(Dataset items)

--------------------------------------------------

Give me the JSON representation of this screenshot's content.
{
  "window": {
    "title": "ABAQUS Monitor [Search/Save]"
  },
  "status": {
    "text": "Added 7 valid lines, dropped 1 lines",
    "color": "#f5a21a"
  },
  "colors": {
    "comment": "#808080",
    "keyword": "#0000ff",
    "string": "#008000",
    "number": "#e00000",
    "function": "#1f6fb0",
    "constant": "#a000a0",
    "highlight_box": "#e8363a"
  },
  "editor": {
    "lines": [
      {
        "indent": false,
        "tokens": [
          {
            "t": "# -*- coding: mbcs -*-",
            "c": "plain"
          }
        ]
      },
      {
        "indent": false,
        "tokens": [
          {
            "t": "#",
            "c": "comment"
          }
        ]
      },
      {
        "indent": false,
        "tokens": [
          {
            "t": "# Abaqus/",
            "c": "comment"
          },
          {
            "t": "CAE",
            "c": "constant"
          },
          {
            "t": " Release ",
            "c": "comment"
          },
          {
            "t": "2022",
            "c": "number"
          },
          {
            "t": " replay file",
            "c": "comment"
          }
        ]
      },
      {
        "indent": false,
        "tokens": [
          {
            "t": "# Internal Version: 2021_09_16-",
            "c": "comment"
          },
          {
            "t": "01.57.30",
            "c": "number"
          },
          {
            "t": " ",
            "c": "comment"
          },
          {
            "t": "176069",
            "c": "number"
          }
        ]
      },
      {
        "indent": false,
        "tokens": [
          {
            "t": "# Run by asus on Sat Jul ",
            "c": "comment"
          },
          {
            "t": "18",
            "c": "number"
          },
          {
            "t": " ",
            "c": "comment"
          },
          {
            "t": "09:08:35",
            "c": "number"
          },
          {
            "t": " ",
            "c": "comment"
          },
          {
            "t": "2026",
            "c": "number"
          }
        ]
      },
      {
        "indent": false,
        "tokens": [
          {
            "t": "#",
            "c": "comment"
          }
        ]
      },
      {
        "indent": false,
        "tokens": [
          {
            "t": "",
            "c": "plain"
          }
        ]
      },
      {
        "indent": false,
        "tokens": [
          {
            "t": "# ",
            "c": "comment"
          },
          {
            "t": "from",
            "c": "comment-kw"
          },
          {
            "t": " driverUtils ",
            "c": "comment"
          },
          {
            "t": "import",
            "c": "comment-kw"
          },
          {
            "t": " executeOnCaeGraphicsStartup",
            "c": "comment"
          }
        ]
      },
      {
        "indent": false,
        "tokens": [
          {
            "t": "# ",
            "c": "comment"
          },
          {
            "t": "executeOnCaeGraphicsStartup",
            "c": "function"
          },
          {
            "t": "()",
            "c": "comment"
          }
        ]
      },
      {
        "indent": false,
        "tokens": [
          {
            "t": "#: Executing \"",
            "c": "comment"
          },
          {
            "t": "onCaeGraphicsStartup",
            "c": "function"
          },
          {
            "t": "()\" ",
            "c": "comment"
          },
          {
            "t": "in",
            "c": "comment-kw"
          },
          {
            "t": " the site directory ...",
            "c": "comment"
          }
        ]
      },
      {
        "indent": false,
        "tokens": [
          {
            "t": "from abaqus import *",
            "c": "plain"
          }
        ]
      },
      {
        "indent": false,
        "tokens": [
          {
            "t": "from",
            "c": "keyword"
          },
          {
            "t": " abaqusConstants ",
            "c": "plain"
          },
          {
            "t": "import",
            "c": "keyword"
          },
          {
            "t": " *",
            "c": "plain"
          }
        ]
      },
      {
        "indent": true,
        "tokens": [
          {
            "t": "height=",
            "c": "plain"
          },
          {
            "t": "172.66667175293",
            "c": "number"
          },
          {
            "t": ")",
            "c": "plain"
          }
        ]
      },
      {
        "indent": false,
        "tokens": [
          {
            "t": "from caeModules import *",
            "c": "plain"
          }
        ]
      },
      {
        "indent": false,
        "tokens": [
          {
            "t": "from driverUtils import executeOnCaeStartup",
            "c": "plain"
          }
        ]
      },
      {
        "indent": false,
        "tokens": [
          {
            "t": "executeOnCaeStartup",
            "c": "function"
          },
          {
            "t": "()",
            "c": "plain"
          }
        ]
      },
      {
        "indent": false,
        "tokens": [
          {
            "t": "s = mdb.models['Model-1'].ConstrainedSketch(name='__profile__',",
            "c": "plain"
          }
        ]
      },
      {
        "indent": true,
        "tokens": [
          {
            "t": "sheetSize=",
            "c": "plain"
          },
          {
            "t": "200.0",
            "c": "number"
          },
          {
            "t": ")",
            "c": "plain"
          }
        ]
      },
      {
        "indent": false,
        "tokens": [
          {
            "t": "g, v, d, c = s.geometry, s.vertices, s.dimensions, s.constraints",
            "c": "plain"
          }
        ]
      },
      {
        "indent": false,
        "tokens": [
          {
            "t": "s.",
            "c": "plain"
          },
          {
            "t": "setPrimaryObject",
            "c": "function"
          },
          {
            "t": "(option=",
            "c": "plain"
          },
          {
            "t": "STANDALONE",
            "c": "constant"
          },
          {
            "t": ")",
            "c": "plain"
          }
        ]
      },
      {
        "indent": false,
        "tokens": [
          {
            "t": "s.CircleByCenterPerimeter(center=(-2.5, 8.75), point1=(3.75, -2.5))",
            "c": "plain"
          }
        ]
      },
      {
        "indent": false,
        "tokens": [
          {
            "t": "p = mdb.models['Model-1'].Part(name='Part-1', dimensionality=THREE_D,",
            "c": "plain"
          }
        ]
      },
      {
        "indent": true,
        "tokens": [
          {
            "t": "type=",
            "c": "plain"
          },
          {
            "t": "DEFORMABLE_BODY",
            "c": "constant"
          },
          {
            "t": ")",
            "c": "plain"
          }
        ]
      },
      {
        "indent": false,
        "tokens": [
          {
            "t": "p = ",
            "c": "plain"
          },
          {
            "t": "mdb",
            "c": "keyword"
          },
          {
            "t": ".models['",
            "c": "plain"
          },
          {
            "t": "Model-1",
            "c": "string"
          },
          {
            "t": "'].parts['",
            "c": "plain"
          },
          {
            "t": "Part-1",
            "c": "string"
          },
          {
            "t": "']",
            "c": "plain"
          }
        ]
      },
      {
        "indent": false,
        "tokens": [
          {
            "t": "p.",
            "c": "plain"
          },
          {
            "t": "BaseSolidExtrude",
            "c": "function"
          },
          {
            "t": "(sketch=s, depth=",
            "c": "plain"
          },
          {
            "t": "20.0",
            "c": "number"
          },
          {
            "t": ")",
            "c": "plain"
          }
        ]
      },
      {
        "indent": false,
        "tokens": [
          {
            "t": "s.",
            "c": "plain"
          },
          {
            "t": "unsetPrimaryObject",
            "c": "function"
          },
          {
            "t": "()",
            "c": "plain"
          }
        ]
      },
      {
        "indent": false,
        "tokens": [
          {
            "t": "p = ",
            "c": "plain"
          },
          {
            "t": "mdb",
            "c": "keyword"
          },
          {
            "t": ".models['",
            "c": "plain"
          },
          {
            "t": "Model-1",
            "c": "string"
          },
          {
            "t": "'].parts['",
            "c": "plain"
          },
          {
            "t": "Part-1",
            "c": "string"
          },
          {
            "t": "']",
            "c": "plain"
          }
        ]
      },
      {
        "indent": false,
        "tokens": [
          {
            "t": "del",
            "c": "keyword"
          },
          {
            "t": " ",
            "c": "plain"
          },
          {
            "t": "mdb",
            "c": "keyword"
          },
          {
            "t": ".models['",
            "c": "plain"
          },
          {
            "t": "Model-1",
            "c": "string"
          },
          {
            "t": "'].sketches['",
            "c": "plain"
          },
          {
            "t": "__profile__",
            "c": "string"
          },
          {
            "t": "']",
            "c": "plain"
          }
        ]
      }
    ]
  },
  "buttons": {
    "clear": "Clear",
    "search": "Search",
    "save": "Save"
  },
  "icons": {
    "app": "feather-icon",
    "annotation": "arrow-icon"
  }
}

--------------------------------------------------

WHAT TO PRODUCE:
Check all the records above and select each line where the string "executeOnCaeStartup" is found.

OUTPUT:
            "t": "from driverUtils import executeOnCaeStartup",
            "t": "executeOnCaeStartup",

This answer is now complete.